### Your instructions:
Pick out the lines below with "塑料包装" and list them.

### Input data:

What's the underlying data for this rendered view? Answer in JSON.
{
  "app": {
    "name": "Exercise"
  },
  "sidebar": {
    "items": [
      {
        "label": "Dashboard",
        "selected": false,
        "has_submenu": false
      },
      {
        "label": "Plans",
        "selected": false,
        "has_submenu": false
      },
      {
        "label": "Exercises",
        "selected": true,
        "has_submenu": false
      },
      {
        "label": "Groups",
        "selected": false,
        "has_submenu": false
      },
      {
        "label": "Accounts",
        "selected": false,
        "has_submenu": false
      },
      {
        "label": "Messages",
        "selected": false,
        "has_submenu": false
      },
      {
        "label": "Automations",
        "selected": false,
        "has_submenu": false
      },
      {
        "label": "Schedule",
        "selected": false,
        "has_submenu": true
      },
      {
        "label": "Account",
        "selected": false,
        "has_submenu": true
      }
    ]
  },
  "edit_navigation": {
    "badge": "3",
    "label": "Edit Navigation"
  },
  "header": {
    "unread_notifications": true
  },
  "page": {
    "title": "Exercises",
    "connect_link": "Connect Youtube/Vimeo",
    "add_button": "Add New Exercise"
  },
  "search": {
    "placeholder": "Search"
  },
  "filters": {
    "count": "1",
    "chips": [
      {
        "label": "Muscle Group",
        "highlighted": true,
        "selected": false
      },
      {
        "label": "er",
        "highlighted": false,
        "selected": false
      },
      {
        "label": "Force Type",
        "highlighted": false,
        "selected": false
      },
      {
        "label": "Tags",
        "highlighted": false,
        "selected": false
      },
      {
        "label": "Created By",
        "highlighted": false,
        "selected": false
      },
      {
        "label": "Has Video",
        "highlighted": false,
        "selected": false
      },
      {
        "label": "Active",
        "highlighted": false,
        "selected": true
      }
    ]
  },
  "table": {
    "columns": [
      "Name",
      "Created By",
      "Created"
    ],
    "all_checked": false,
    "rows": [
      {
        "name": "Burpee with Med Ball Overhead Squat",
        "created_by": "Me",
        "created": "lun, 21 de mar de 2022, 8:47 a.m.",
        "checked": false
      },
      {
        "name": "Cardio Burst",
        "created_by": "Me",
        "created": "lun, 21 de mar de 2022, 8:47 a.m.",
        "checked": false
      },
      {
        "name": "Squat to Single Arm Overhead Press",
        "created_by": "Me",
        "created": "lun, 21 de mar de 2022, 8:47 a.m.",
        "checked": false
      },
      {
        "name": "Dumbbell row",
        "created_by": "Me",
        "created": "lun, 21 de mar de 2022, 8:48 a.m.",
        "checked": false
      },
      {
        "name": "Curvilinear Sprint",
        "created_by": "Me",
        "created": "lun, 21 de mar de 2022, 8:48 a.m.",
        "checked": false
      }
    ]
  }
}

==

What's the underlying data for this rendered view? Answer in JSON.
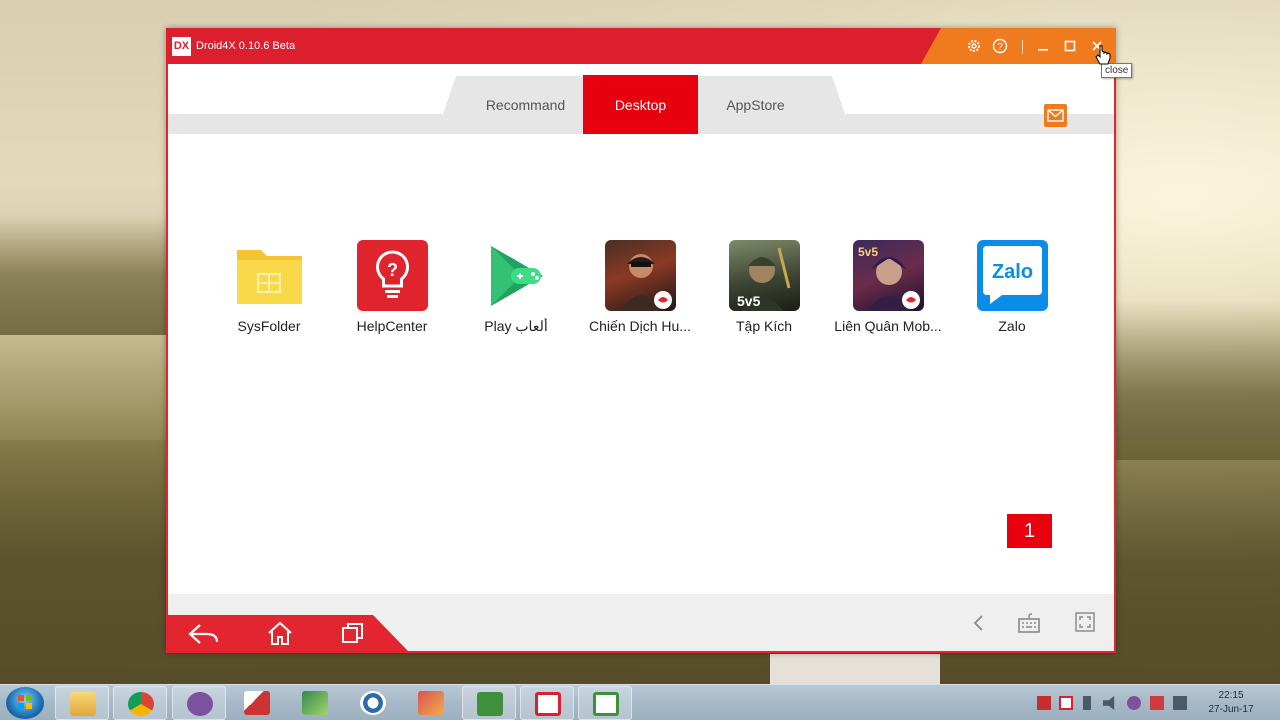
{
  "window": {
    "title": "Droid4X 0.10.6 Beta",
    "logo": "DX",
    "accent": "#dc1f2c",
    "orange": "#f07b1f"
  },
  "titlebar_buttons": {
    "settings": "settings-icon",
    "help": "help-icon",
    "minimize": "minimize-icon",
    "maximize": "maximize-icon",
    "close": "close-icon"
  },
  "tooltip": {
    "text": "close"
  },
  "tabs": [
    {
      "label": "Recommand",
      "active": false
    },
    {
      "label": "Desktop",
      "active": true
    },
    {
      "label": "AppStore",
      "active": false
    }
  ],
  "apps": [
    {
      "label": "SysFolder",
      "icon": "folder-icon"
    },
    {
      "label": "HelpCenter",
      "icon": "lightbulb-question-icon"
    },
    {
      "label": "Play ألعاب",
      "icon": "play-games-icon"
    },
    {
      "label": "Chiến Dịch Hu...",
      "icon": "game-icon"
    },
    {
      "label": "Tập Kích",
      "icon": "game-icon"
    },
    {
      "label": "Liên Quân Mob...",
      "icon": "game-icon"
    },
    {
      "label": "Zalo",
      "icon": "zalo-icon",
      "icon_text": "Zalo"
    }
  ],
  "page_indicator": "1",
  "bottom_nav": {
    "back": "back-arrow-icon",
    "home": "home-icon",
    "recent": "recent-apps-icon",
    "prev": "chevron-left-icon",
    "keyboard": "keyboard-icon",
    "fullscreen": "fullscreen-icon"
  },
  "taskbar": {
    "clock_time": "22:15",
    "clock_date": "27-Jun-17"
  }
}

...

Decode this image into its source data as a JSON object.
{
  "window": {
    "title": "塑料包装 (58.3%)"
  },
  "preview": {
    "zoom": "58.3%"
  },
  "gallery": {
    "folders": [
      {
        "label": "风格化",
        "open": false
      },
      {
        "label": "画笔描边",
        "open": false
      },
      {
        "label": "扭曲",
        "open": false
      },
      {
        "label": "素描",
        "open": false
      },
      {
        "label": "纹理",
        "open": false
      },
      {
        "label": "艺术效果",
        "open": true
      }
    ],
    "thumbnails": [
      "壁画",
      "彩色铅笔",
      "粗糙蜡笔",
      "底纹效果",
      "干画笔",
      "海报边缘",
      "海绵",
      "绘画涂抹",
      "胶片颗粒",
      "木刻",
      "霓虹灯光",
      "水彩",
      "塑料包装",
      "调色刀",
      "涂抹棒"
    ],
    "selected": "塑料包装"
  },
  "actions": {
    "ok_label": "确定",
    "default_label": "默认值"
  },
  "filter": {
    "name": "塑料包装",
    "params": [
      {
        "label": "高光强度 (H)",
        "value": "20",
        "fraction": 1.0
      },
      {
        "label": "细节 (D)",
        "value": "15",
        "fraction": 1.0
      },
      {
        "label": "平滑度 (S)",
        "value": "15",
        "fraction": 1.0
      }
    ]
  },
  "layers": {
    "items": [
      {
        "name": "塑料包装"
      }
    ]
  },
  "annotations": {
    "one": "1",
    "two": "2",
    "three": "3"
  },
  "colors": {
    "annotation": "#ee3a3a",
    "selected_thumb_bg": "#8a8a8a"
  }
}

### Answer to the problem:
    "title": "塑料包装 (58.3%)"
      "塑料包装",
    "selected": "塑料包装"
    "name": "塑料包装",
        "name": "塑料包装"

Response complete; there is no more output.